Rows from a figure dataset
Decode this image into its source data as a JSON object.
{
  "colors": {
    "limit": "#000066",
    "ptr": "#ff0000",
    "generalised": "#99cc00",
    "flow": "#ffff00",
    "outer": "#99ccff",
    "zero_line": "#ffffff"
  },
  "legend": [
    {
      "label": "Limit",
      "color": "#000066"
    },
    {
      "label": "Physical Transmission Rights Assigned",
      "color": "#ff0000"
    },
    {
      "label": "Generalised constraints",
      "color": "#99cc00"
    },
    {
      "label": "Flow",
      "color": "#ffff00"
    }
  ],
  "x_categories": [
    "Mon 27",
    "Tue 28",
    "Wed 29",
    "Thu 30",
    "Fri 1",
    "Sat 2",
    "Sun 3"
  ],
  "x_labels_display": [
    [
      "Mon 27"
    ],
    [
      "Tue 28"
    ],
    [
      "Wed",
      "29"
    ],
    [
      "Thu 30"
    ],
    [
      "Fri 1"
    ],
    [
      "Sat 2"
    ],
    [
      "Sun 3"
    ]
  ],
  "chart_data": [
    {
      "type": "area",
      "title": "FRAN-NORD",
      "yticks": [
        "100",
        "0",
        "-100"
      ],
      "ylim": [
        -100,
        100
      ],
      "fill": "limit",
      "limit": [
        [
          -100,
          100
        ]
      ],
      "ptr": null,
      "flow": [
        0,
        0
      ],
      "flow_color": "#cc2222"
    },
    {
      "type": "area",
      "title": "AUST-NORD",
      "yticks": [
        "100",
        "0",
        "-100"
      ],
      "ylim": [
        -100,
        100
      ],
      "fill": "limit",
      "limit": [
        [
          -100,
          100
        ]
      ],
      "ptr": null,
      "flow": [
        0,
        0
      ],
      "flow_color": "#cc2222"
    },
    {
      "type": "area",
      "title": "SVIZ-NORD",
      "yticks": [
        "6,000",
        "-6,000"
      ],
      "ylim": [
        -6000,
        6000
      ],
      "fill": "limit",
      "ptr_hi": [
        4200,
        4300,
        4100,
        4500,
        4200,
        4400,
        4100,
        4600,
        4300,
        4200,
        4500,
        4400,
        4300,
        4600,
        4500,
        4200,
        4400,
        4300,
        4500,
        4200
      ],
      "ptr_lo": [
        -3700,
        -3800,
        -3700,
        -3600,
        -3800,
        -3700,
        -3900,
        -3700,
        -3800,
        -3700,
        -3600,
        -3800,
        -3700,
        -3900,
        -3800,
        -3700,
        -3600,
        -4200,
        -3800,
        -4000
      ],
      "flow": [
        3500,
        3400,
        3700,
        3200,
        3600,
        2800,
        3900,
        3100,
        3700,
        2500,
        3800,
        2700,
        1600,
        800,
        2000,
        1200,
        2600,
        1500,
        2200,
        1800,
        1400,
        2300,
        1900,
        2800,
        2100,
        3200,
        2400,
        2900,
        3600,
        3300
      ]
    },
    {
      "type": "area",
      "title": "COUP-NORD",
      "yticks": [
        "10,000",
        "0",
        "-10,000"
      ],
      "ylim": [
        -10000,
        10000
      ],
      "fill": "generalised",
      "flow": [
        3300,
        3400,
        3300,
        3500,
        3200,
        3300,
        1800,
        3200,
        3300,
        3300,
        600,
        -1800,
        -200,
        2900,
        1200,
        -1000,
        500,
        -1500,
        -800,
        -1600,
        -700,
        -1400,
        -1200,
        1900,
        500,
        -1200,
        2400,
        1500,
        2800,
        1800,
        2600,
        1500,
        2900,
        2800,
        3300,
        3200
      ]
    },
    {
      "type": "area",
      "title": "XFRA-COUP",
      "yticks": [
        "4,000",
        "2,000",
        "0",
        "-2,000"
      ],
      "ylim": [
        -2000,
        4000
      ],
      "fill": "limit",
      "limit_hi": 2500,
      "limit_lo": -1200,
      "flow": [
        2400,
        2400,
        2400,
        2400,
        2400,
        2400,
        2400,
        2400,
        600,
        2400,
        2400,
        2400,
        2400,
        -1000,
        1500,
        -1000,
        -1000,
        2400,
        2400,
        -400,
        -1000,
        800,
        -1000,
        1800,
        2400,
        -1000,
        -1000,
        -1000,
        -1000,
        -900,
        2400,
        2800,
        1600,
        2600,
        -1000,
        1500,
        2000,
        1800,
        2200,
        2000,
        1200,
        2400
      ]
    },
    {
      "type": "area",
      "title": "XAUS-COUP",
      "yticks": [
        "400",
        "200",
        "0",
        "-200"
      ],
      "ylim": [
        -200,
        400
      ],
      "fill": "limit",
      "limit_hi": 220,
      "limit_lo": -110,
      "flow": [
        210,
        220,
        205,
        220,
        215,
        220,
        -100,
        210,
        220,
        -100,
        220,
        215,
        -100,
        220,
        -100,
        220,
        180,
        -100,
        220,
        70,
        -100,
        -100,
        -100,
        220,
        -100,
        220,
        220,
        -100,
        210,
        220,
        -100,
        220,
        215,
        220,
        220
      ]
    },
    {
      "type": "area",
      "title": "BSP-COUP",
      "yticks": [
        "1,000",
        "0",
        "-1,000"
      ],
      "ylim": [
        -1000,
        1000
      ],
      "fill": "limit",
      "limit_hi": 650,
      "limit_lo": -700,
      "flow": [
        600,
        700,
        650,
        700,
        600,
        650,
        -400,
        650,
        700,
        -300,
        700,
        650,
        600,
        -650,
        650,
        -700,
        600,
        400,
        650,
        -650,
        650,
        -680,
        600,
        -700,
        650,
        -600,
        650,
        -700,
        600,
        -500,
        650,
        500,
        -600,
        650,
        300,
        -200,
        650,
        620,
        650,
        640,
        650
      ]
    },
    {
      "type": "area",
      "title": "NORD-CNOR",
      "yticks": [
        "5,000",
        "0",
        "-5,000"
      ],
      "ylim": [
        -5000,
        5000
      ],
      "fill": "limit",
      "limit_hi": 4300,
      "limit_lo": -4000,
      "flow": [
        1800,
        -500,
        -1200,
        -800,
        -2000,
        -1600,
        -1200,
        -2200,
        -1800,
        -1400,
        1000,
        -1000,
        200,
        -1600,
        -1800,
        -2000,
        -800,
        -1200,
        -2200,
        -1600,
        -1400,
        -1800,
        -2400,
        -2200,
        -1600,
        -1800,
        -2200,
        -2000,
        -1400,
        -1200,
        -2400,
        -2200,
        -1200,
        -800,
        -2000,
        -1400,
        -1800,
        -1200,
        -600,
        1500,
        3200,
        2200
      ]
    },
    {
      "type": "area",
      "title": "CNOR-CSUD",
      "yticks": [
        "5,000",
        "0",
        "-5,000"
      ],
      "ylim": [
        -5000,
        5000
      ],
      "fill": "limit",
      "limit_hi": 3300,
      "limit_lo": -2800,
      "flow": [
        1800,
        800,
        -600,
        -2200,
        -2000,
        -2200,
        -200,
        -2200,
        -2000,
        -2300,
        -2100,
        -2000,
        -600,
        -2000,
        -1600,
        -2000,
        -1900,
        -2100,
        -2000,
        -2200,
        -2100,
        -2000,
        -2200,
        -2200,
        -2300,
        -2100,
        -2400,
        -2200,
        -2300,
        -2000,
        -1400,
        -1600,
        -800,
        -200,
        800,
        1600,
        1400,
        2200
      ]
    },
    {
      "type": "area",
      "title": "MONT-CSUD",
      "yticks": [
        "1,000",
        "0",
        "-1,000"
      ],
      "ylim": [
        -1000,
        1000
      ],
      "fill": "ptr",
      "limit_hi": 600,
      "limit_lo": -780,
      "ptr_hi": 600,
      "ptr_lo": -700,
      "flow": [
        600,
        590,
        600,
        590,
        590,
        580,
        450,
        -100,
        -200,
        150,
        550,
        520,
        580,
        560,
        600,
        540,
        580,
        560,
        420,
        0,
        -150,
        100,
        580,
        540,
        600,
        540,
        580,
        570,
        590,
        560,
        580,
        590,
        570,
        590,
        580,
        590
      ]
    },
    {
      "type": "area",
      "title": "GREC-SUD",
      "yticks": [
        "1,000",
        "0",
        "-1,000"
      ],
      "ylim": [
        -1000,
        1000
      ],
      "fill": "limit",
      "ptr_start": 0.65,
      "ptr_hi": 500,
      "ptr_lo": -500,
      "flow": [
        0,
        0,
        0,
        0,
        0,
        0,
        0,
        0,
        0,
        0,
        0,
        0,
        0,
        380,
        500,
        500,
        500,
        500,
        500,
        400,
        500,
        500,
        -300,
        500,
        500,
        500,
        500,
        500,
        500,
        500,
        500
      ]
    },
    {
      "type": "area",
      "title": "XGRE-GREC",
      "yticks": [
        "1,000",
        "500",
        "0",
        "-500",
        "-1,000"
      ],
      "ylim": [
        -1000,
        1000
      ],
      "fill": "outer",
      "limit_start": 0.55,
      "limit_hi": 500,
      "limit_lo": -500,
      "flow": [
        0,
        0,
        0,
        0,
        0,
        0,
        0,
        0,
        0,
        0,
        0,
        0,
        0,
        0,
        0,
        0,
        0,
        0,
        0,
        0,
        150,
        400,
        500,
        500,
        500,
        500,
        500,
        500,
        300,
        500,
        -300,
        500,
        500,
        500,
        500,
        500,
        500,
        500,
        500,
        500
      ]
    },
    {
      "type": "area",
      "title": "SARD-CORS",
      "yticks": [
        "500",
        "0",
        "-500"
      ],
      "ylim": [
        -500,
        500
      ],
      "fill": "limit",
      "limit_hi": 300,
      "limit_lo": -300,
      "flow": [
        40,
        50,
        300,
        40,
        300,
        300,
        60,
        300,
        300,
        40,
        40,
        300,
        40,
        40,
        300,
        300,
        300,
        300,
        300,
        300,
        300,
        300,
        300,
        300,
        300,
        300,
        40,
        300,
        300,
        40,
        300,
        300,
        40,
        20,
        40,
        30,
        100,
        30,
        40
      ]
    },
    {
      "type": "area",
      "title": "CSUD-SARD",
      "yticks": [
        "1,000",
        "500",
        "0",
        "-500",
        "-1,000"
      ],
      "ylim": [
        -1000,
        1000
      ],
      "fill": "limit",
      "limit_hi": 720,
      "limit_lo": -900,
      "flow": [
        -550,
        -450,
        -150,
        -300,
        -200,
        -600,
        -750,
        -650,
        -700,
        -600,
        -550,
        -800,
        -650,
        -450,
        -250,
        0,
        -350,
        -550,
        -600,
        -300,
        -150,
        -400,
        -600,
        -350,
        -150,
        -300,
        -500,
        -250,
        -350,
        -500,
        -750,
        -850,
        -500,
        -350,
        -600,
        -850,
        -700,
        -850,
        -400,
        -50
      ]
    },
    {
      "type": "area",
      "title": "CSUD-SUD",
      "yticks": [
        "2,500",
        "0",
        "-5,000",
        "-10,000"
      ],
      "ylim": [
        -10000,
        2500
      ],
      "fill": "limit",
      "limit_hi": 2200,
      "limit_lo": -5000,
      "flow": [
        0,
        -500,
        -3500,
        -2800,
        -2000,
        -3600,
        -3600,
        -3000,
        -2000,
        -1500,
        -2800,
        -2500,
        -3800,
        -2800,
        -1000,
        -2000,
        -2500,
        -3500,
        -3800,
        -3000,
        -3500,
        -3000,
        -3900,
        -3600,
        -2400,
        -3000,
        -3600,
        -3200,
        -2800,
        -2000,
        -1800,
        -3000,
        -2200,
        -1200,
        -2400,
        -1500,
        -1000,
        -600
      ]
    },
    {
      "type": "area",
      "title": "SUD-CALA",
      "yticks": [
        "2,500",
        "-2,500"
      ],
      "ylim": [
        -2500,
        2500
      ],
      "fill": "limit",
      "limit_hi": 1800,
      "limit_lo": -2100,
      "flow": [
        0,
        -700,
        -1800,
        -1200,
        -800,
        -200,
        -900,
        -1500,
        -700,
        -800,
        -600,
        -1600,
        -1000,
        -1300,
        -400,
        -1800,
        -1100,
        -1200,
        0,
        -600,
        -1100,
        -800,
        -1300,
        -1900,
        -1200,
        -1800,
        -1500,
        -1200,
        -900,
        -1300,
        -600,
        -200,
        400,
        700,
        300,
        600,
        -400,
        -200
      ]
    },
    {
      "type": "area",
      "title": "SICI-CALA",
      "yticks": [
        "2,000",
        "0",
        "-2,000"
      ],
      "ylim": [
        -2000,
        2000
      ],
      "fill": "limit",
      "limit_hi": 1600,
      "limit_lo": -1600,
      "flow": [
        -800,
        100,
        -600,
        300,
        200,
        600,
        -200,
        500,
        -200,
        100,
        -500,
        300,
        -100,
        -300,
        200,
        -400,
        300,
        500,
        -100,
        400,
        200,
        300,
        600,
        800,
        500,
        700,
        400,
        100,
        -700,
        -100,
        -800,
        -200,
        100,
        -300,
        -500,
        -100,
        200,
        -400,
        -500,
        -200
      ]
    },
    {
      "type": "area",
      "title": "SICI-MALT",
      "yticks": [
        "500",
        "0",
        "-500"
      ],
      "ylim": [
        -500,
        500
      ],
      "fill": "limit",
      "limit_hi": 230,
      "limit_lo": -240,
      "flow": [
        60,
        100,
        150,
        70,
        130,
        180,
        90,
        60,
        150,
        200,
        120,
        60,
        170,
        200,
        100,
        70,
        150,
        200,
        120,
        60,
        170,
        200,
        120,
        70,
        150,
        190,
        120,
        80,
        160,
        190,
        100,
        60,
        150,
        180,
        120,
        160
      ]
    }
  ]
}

→ **Your instructions**
From the records above, report the count of lines containing "COUP" and nothing more.

→ **Final answer**
4